Exercise requirements
Write out the complete material exactly as it stands.

--- START Dataset extract ---

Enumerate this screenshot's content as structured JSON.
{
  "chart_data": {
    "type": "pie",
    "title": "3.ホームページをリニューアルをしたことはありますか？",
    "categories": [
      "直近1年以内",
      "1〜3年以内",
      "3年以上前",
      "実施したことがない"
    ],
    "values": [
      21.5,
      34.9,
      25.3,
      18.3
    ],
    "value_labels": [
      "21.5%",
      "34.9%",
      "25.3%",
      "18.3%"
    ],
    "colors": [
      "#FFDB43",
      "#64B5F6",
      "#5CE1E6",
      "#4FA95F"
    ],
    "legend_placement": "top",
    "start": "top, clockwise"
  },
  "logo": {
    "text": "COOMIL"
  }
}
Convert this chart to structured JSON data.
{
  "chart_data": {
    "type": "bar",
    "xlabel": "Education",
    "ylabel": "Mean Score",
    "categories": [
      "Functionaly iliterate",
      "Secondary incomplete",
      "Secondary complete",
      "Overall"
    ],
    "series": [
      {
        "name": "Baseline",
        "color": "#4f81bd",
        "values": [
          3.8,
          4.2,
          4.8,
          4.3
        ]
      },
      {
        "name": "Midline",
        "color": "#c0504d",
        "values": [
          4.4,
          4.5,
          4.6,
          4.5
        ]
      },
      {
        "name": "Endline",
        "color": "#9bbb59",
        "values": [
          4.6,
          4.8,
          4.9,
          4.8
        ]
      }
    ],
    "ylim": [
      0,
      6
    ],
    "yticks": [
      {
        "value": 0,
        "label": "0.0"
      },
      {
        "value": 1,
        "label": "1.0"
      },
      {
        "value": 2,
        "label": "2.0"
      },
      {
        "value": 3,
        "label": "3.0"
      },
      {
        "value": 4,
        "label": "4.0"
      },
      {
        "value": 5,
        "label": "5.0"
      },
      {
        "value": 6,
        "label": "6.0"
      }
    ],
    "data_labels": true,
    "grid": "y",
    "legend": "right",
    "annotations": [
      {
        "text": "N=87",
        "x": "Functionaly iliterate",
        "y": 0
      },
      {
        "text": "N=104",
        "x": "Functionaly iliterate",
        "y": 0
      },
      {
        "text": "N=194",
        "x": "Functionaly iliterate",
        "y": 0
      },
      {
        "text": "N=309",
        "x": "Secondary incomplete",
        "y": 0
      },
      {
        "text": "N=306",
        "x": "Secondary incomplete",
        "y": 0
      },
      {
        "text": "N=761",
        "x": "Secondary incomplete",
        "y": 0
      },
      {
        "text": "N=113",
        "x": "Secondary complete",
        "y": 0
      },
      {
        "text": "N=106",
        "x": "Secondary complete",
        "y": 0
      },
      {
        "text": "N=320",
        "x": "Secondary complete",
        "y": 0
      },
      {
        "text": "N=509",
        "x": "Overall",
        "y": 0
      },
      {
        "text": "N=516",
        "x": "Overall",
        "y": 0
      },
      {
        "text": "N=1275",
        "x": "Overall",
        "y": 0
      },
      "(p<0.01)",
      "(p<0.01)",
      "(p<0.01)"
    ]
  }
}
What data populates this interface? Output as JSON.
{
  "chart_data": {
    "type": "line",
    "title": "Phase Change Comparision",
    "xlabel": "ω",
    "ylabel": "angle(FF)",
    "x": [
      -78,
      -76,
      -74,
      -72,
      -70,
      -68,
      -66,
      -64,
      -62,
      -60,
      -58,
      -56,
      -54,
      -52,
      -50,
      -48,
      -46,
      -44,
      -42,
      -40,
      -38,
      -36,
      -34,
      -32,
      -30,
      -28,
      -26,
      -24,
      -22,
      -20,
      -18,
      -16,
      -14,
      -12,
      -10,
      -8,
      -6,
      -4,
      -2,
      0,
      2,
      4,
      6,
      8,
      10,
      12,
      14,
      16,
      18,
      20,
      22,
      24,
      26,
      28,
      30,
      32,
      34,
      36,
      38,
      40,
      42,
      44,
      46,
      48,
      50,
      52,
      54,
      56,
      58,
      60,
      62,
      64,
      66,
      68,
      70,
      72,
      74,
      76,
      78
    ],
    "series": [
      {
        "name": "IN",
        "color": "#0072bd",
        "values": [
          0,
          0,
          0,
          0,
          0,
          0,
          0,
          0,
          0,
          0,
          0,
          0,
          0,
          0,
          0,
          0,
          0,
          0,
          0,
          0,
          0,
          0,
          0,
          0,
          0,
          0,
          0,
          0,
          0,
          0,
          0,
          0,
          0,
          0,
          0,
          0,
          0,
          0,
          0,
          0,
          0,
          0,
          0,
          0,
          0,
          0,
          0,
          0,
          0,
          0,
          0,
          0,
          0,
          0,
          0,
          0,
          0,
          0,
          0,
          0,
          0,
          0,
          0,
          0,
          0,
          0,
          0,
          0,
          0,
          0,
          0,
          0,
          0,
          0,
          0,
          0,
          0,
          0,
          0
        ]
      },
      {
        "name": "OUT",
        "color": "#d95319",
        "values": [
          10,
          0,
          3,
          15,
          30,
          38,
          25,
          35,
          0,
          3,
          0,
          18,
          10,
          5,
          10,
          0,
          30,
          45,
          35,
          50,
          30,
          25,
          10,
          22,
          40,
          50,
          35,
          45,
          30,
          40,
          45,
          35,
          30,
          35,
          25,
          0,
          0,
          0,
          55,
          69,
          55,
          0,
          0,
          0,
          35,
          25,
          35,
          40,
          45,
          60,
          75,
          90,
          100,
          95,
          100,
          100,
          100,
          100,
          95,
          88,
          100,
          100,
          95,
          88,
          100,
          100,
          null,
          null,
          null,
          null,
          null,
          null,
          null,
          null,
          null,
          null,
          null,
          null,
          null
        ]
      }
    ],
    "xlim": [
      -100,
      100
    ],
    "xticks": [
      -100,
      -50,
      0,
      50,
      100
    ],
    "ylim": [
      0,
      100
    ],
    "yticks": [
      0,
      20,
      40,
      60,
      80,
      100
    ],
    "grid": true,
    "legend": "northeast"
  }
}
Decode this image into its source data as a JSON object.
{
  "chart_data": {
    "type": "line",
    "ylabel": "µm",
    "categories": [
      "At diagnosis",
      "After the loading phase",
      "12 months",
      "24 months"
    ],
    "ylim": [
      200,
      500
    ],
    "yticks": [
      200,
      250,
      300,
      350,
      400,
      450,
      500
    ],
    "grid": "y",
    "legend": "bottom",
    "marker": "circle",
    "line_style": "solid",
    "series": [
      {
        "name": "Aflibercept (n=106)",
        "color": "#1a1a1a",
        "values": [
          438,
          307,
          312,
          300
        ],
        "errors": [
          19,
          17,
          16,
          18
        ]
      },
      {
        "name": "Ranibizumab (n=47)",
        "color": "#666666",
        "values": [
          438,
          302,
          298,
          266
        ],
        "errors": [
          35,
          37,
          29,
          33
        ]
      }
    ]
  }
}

--- END Dataset extract ---

Output for this task
Enumerate this screenshot's content as structured JSON.
{
  "chart_data": {
    "type": "pie",
    "title": "3.ホームページをリニューアルをしたことはありますか？",
    "categories": [
      "直近1年以内",
      "1〜3年以内",
      "3年以上前",
      "実施したことがない"
    ],
    "values": [
      21.5,
      34.9,
      25.3,
      18.3
    ],
    "value_labels": [
      "21.5%",
      "34.9%",
      "25.3%",
      "18.3%"
    ],
    "colors": [
      "#FFDB43",
      "#64B5F6",
      "#5CE1E6",
      "#4FA95F"
    ],
    "legend_placement": "top",
    "start": "top, clockwise"
  },
  "logo": {
    "text": "COOMIL"
  }
}
Convert this chart to structured JSON data.
{
  "chart_data": {
    "type": "bar",
    "xlabel": "Education",
    "ylabel": "Mean Score",
    "categories": [
      "Functionaly iliterate",
      "Secondary incomplete",
      "Secondary complete",
      "Overall"
    ],
    "series": [
      {
        "name": "Baseline",
        "color": "#4f81bd",
        "values": [
          3.8,
          4.2,
          4.8,
          4.3
        ]
      },
      {
        "name": "Midline",
        "color": "#c0504d",
        "values": [
          4.4,
          4.5,
          4.6,
          4.5
        ]
      },
      {
        "name": "Endline",
        "color": "#9bbb59",
        "values": [
          4.6,
          4.8,
          4.9,
          4.8
        ]
      }
    ],
    "ylim": [
      0,
      6
    ],
    "yticks": [
      {
        "value": 0,
        "label": "0.0"
      },
      {
        "value": 1,
        "label": "1.0"
      },
      {
        "value": 2,
        "label": "2.0"
      },
      {
        "value": 3,
        "label": "3.0"
      },
      {
        "value": 4,
        "label": "4.0"
      },
      {
        "value": 5,
        "label": "5.0"
      },
      {
        "value": 6,
        "label": "6.0"
      }
    ],
    "data_labels": true,
    "grid": "y",
    "legend": "right",
    "annotations": [
      {
        "text": "N=87",
        "x": "Functionaly iliterate",
        "y": 0
      },
      {
        "text": "N=104",
        "x": "Functionaly iliterate",
        "y": 0
      },
      {
        "text": "N=194",
        "x": "Functionaly iliterate",
        "y": 0
      },
      {
        "text": "N=309",
        "x": "Secondary incomplete",
        "y": 0
      },
      {
        "text": "N=306",
        "x": "Secondary incomplete",
        "y": 0
      },
      {
        "text": "N=761",
        "x": "Secondary incomplete",
        "y": 0
      },
      {
        "text": "N=113",
        "x": "Secondary complete",
        "y": 0
      },
      {
        "text": "N=106",
        "x": "Secondary complete",
        "y": 0
      },
      {
        "text": "N=320",
        "x": "Secondary complete",
        "y": 0
      },
      {
        "text": "N=509",
        "x": "Overall",
        "y": 0
      },
      {
        "text": "N=516",
        "x": "Overall",
        "y": 0
      },
      {
        "text": "N=1275",
        "x": "Overall",
        "y": 0
      },
      "(p<0.01)",
      "(p<0.01)",
      "(p<0.01)"
    ]
  }
}
What data populates this interface? Output as JSON.
{
  "chart_data": {
    "type": "line",
    "title": "Phase Change Comparision",
    "xlabel": "ω",
    "ylabel": "angle(FF)",
    "x": [
      -78,
      -76,
      -74,
      -72,
      -70,
      -68,
      -66,
      -64,
      -62,
      -60,
      -58,
      -56,
      -54,
      -52,
      -50,
      -48,
      -46,
      -44,
      -42,
      -40,
      -38,
      -36,
      -34,
      -32,
      -30,
      -28,
      -26,
      -24,
      -22,
      -20,
      -18,
      -16,
      -14,
      -12,
      -10,
      -8,
      -6,
      -4,
      -2,
      0,
      2,
      4,
      6,
      8,
      10,
      12,
      14,
      16,
      18,
      20,
      22,
      24,
      26,
      28,
      30,
      32,
      34,
      36,
      38,
      40,
      42,
      44,
      46,
      48,
      50,
      52,
      54,
      56,
      58,
      60,
      62,
      64,
      66,
      68,
      70,
      72,
      74,
      76,
      78
    ],
    "series": [
      {
        "name": "IN",
        "color": "#0072bd",
        "values": [
          0,
          0,
          0,
          0,
          0,
          0,
          0,
          0,
          0,
          0,
          0,
          0,
          0,
          0,
          0,
          0,
          0,
          0,
          0,
          0,
          0,
          0,
          0,
          0,
          0,
          0,
          0,
          0,
          0,
          0,
          0,
          0,
          0,
          0,
          0,
          0,
          0,
          0,
          0,
          0,
          0,
          0,
          0,
          0,
          0,
          0,
          0,
          0,
          0,
          0,
          0,
          0,
          0,
          0,
          0,
          0,
          0,
          0,
          0,
          0,
          0,
          0,
          0,
          0,
          0,
          0,
          0,
          0,
          0,
          0,
          0,
          0,
          0,
          0,
          0,
          0,
          0,
          0,
          0
        ]
      },
      {
        "name": "OUT",
        "color": "#d95319",
        "values": [
          10,
          0,
          3,
          15,
          30,
          38,
          25,
          35,
          0,
          3,
          0,
          18,
          10,
          5,
          10,
          0,
          30,
          45,
          35,
          50,
          30,
          25,
          10,
          22,
          40,
          50,
          35,
          45,
          30,
          40,
          45,
          35,
          30,
          35,
          25,
          0,
          0,
          0,
          55,
          69,
          55,
          0,
          0,
          0,
          35,
          25,
          35,
          40,
          45,
          60,
          75,
          90,
          100,
          95,
          100,
          100,
          100,
          100,
          95,
          88,
          100,
          100,
          95,
          88,
          100,
          100,
          null,
          null,
          null,
          null,
          null,
          null,
          null,
          null,
          null,
          null,
          null,
          null,
          null
        ]
      }
    ],
    "xlim": [
      -100,
      100
    ],
    "xticks": [
      -100,
      -50,
      0,
      50,
      100
    ],
    "ylim": [
      0,
      100
    ],
    "yticks": [
      0,
      20,
      40,
      60,
      80,
      100
    ],
    "grid": true,
    "legend": "northeast"
  }
}
Decode this image into its source data as a JSON object.
{
  "chart_data": {
    "type": "line",
    "ylabel": "µm",
    "categories": [
      "At diagnosis",
      "After the loading phase",
      "12 months",
      "24 months"
    ],
    "ylim": [
      200,
      500
    ],
    "yticks": [
      200,
      250,
      300,
      350,
      400,
      450,
      500
    ],
    "grid": "y",
    "legend": "bottom",
    "marker": "circle",
    "line_style": "solid",
    "series": [
      {
        "name": "Aflibercept (n=106)",
        "color": "#1a1a1a",
        "values": [
          438,
          307,
          312,
          300
        ],
        "errors": [
          19,
          17,
          16,
          18
        ]
      },
      {
        "name": "Ranibizumab (n=47)",
        "color": "#666666",
        "values": [
          438,
          302,
          298,
          266
        ],
        "errors": [
          35,
          37,
          29,
          33
        ]
      }
    ]
  }
}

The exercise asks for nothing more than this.